>>
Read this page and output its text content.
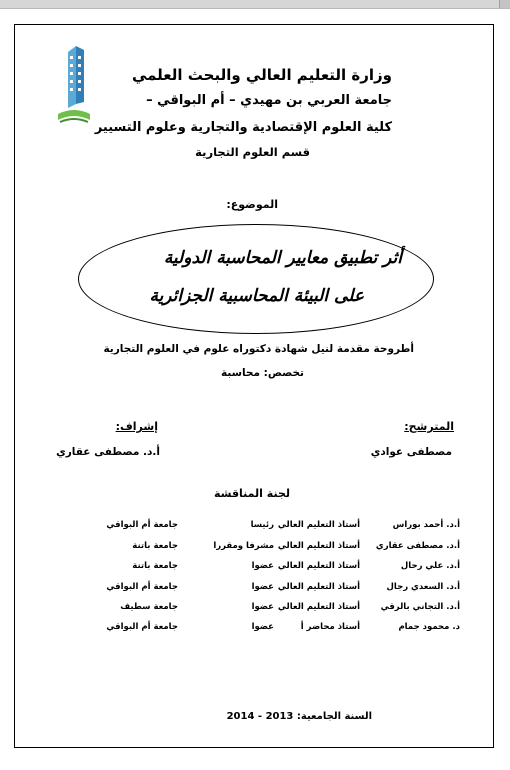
وزارة التعليم العالي والبحث العلمي
جامعة العربي بن مهيدي – أم البواقي –
كلية العلوم الإقتصادية والتجارية وعلوم التسيير
قسم العلوم التجارية
الموضوع:
أثر تطبيق معايير المحاسبة الدولية
على البيئة المحاسبية الجزائرية
أطروحة مقدمة لنيل شهادة دكتوراه علوم في العلوم التجارية
تخصص: محاسبة
المترشح:
مصطفى عوادي
إشراف:
أ.د. مصطفى عقاري
لجنة المناقشة
أ.د. أحمد بوراس
أستاذ التعليم العالي
رئيسا
جامعة أم البواقي
أ.د. مصطفى عقاري
أستاذ التعليم العالي
مشرفا ومقررا
جامعة باتنة
أ.د. علي رحال
أستاذ التعليم العالي
عضوا
جامعة باتنة
أ.د. السعدي رجال
أستاذ التعليم العالي
عضوا
جامعة أم البواقي
أ.د. التجاني بالرقي
أستاذ التعليم العالي
عضوا
جامعة سطيف
د. محمود جمام
أستاذ محاضر أ
عضوا
جامعة أم البواقي
السنة الجامعية: 2013 - 2014
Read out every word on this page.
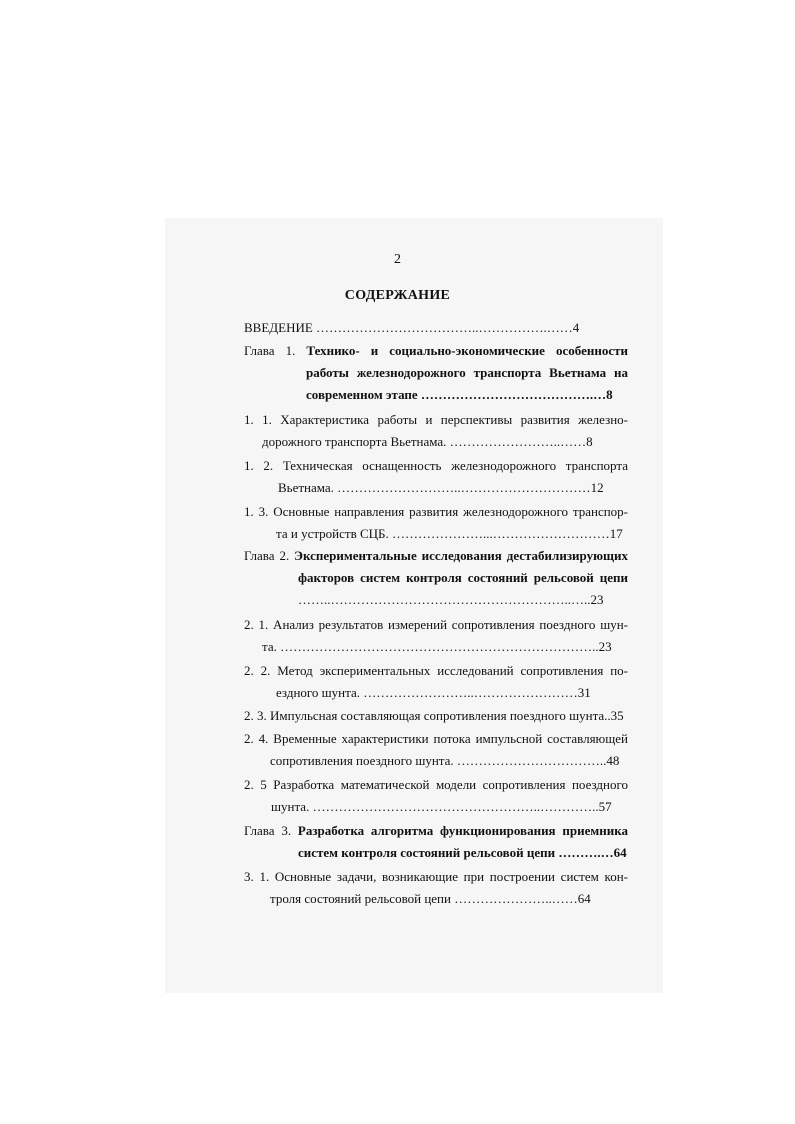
2
СОДЕРЖАНИЕ
ВВЕДЕНИЕ ………………………………..…………….……4
Глава 1. Технико- и социально-экономические особенности
работы железнодорожного транспорта Вьетнама на
современном этапе ………………………………….…8
1. 1. Характеристика работы и перспективы развития железно-
дорожного транспорта Вьетнама. ……………………..……8
1. 2. Техническая оснащенность железнодорожного транспорта
Вьетнама. ………………………..…………………………12
1. 3. Основные направления развития железнодорожного транспор-
та и устройств СЦБ. …………………...………………………17
Глава 2. Экспериментальные исследования дестабилизирующих
факторов систем контроля состояний рельсовой цепи
……..………………………………………………..…..23
2. 1. Анализ результатов измерений сопротивления поездного шун-
та. ………………………………………………………………..23
2. 2. Метод экспериментальных исследований сопротивления по-
ездного шунта. ……………………..……………………31
2. 3. Импульсная составляющая сопротивления поездного шунта..35
2. 4. Временные характеристики потока импульсной составляющей
сопротивления поездного шунта. ……………………………..48
2. 5 Разработка математической модели сопротивления поездного
шунта. ……………………………………………..…………..57
Глава 3. Разработка алгоритма функционирования приемника
систем контроля состояний рельсовой цепи ……….…64
3. 1. Основные задачи, возникающие при построении систем кон-
троля состояний рельсовой цепи …………………..……64
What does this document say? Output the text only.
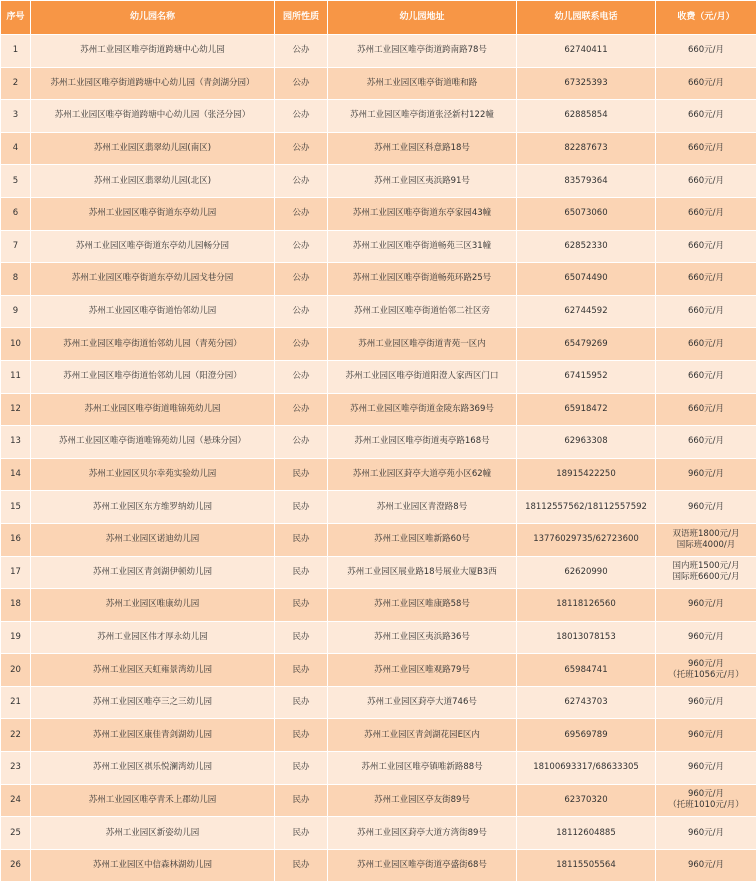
序号	幼儿园名称	园所性质	幼儿园地址	幼儿园联系电话	收费（元/月）
1	苏州工业园区唯亭街道跨塘中心幼儿园	公办	苏州工业园区唯亭街道跨南路78号	62740411	660元/月

2	苏州工业园区唯亭街道跨塘中心幼儿园（青剑湖分园）	公办	苏州工业园区唯亭街道唯和路	67325393	660元/月

3	苏州工业园区唯亭街道跨塘中心幼儿园（张泾分园）	公办	苏州工业园区唯亭街道张泾新村122幢	62885854	660元/月

4	苏州工业园区翡翠幼儿园(南区)	公办	苏州工业园区科意路18号	82287673	660元/月

5	苏州工业园区翡翠幼儿园(北区)	公办	苏州工业园区夷浜路91号	83579364	660元/月

6	苏州工业园区唯亭街道东亭幼儿园	公办	苏州工业园区唯亭街道东亭家园43幢	65073060	660元/月

7	苏州工业园区唯亭街道东亭幼儿园畅分园	公办	苏州工业园区唯亭街道畅苑三区31幢	62852330	660元/月

8	苏州工业园区唯亭街道东亭幼儿园戈巷分园	公办	苏州工业园区唯亭街道畅苑环路25号	65074490	660元/月

9	苏州工业园区唯亭街道怡邻幼儿园	公办	苏州工业园区唯亭街道怡邻二社区旁	62744592	660元/月

10	苏州工业园区唯亭街道怡邻幼儿园（青苑分园）	公办	苏州工业园区唯亭街道青苑一区内	65479269	660元/月

11	苏州工业园区唯亭街道怡邻幼儿园（阳澄分园）	公办	苏州工业园区唯亭街道阳澄人家西区门口	67415952	660元/月

12	苏州工业园区唯亭街道唯锦苑幼儿园	公办	苏州工业园区唯亭街道金陵东路369号	65918472	660元/月

13	苏州工业园区唯亭街道唯锦苑幼儿园（悬珠分园）	公办	苏州工业园区唯亭街道夷亭路168号	62963308	660元/月

14	苏州工业园区贝尔幸苑实验幼儿园	民办	苏州工业园区葑亭大道亭苑小区62幢	18915422250	960元/月

15	苏州工业园区东方维罗纳幼儿园	民办	苏州工业园区青澄路8号	18112557562/18112557592	960元/月

16	苏州工业园区诺迪幼儿园	民办	苏州工业园区唯新路60号	13776029735/62723600	双语班1800元/月
国际班4000/月

17	苏州工业园区青剑湖伊顿幼儿园	民办	苏州工业园区展业路18号展业大厦B3西	62620990	国内班1500元/月
国际班6600元/月

18	苏州工业园区唯康幼儿园	民办	苏州工业园区唯康路58号	18118126560	960元/月

19	苏州工业园区伟才厚永幼儿园	民办	苏州工业园区夷浜路36号	18013078153	960元/月

20	苏州工业园区天虹雍景湾幼儿园	民办	苏州工业园区唯观路79号	65984741	960元/月
（托班1056元/月）

21	苏州工业园区唯亭三之三幼儿园	民办	苏州工业园区葑亭大道746号	62743703	960元/月

22	苏州工业园区康佳青剑湖幼儿园	民办	苏州工业园区青剑湖花园E区内	69569789	960元/月

23	苏州工业园区祺乐悦澜湾幼儿园	民办	苏州工业园区唯亭镇唯新路88号	18100693317/68633305	960元/月

24	苏州工业园区唯亭青禾上郡幼儿园	民办	苏州工业园区亭友街89号	62370320	960元/月
（托班1010元/月）

25	苏州工业园区新姿幼儿园	民办	苏州工业园区葑亭大道方湾街89号	18112604885	960元/月

26	苏州工业园区中信森林湖幼儿园	民办	苏州工业园区唯亭街道亭盛街68号	18115505564	960元/月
<<
* _Goal of the exercise_
Restate every record exactly, please; do not copy the pictures.

* _The result_
Read this page and output its text content.
وزارة التعليم العالي والبحث العلمي
جامعة العربي بن مهيدي – أم البواقي –
كلية العلوم الإقتصادية والتجارية وعلوم التسيير
قسم العلوم التجارية
الموضوع:
أثر تطبيق معايير المحاسبة الدولية
على البيئة المحاسبية الجزائرية
أطروحة مقدمة لنيل شهادة دكتوراه علوم في العلوم التجارية
تخصص: محاسبة
المترشح:
مصطفى عوادي
إشراف:
أ.د. مصطفى عقاري
لجنة المناقشة
أ.د. أحمد بوراس
أستاذ التعليم العالي
رئيسا
جامعة أم البواقي
أ.د. مصطفى عقاري
أستاذ التعليم العالي
مشرفا ومقررا
جامعة باتنة
أ.د. علي رحال
أستاذ التعليم العالي
عضوا
جامعة باتنة
أ.د. السعدي رجال
أستاذ التعليم العالي
عضوا
جامعة أم البواقي
أ.د. التجاني بالرقي
أستاذ التعليم العالي
عضوا
جامعة سطيف
د. محمود جمام
أستاذ محاضر أ
عضوا
جامعة أم البواقي
السنة الجامعية: 2013 - 2014
Read out every word on this page.
2
СОДЕРЖАНИЕ
ВВЕДЕНИЕ ………………………………..…………….……4
Глава 1. Технико- и социально-экономические особенности
работы железнодорожного транспорта Вьетнама на
современном этапе ………………………………….…8
1. 1. Характеристика работы и перспективы развития железно-
дорожного транспорта Вьетнама. ……………………..……8
1. 2. Техническая оснащенность железнодорожного транспорта
Вьетнама. ………………………..…………………………12
1. 3. Основные направления развития железнодорожного транспор-
та и устройств СЦБ. …………………...………………………17
Глава 2. Экспериментальные исследования дестабилизирующих
факторов систем контроля состояний рельсовой цепи
……..………………………………………………..…..23
2. 1. Анализ результатов измерений сопротивления поездного шун-
та. ………………………………………………………………..23
2. 2. Метод экспериментальных исследований сопротивления по-
ездного шунта. ……………………..……………………31
2. 3. Импульсная составляющая сопротивления поездного шунта..35
2. 4. Временные характеристики потока импульсной составляющей
сопротивления поездного шунта. ……………………………..48
2. 5 Разработка математической модели сопротивления поездного
шунта. ……………………………………………..…………..57
Глава 3. Разработка алгоритма функционирования приемника
систем контроля состояний рельсовой цепи ……….…64
3. 1. Основные задачи, возникающие при построении систем кон-
троля состояний рельсовой цепи …………………..……64
What does this document say? Output the text only.
序号	幼儿园名称	园所性质	幼儿园地址	幼儿园联系电话	收费（元/月）
1	苏州工业园区唯亭街道跨塘中心幼儿园	公办	苏州工业园区唯亭街道跨南路78号	62740411	660元/月

2	苏州工业园区唯亭街道跨塘中心幼儿园（青剑湖分园）	公办	苏州工业园区唯亭街道唯和路	67325393	660元/月

3	苏州工业园区唯亭街道跨塘中心幼儿园（张泾分园）	公办	苏州工业园区唯亭街道张泾新村122幢	62885854	660元/月

4	苏州工业园区翡翠幼儿园(南区)	公办	苏州工业园区科意路18号	82287673	660元/月

5	苏州工业园区翡翠幼儿园(北区)	公办	苏州工业园区夷浜路91号	83579364	660元/月

6	苏州工业园区唯亭街道东亭幼儿园	公办	苏州工业园区唯亭街道东亭家园43幢	65073060	660元/月

7	苏州工业园区唯亭街道东亭幼儿园畅分园	公办	苏州工业园区唯亭街道畅苑三区31幢	62852330	660元/月

8	苏州工业园区唯亭街道东亭幼儿园戈巷分园	公办	苏州工业园区唯亭街道畅苑环路25号	65074490	660元/月

9	苏州工业园区唯亭街道怡邻幼儿园	公办	苏州工业园区唯亭街道怡邻二社区旁	62744592	660元/月

10	苏州工业园区唯亭街道怡邻幼儿园（青苑分园）	公办	苏州工业园区唯亭街道青苑一区内	65479269	660元/月

11	苏州工业园区唯亭街道怡邻幼儿园（阳澄分园）	公办	苏州工业园区唯亭街道阳澄人家西区门口	67415952	660元/月

12	苏州工业园区唯亭街道唯锦苑幼儿园	公办	苏州工业园区唯亭街道金陵东路369号	65918472	660元/月

13	苏州工业园区唯亭街道唯锦苑幼儿园（悬珠分园）	公办	苏州工业园区唯亭街道夷亭路168号	62963308	660元/月

14	苏州工业园区贝尔幸苑实验幼儿园	民办	苏州工业园区葑亭大道亭苑小区62幢	18915422250	960元/月

15	苏州工业园区东方维罗纳幼儿园	民办	苏州工业园区青澄路8号	18112557562/18112557592	960元/月

16	苏州工业园区诺迪幼儿园	民办	苏州工业园区唯新路60号	13776029735/62723600	双语班1800元/月
国际班4000/月

17	苏州工业园区青剑湖伊顿幼儿园	民办	苏州工业园区展业路18号展业大厦B3西	62620990	国内班1500元/月
国际班6600元/月

18	苏州工业园区唯康幼儿园	民办	苏州工业园区唯康路58号	18118126560	960元/月

19	苏州工业园区伟才厚永幼儿园	民办	苏州工业园区夷浜路36号	18013078153	960元/月

20	苏州工业园区天虹雍景湾幼儿园	民办	苏州工业园区唯观路79号	65984741	960元/月
（托班1056元/月）

21	苏州工业园区唯亭三之三幼儿园	民办	苏州工业园区葑亭大道746号	62743703	960元/月

22	苏州工业园区康佳青剑湖幼儿园	民办	苏州工业园区青剑湖花园E区内	69569789	960元/月

23	苏州工业园区祺乐悦澜湾幼儿园	民办	苏州工业园区唯亭镇唯新路88号	18100693317/68633305	960元/月

24	苏州工业园区唯亭青禾上郡幼儿园	民办	苏州工业园区亭友街89号	62370320	960元/月
（托班1010元/月）

25	苏州工业园区新姿幼儿园	民办	苏州工业园区葑亭大道方湾街89号	18112604885	960元/月

26	苏州工业园区中信森林湖幼儿园	民办	苏州工业园区唯亭街道亭盛街68号	18115505564	960元/月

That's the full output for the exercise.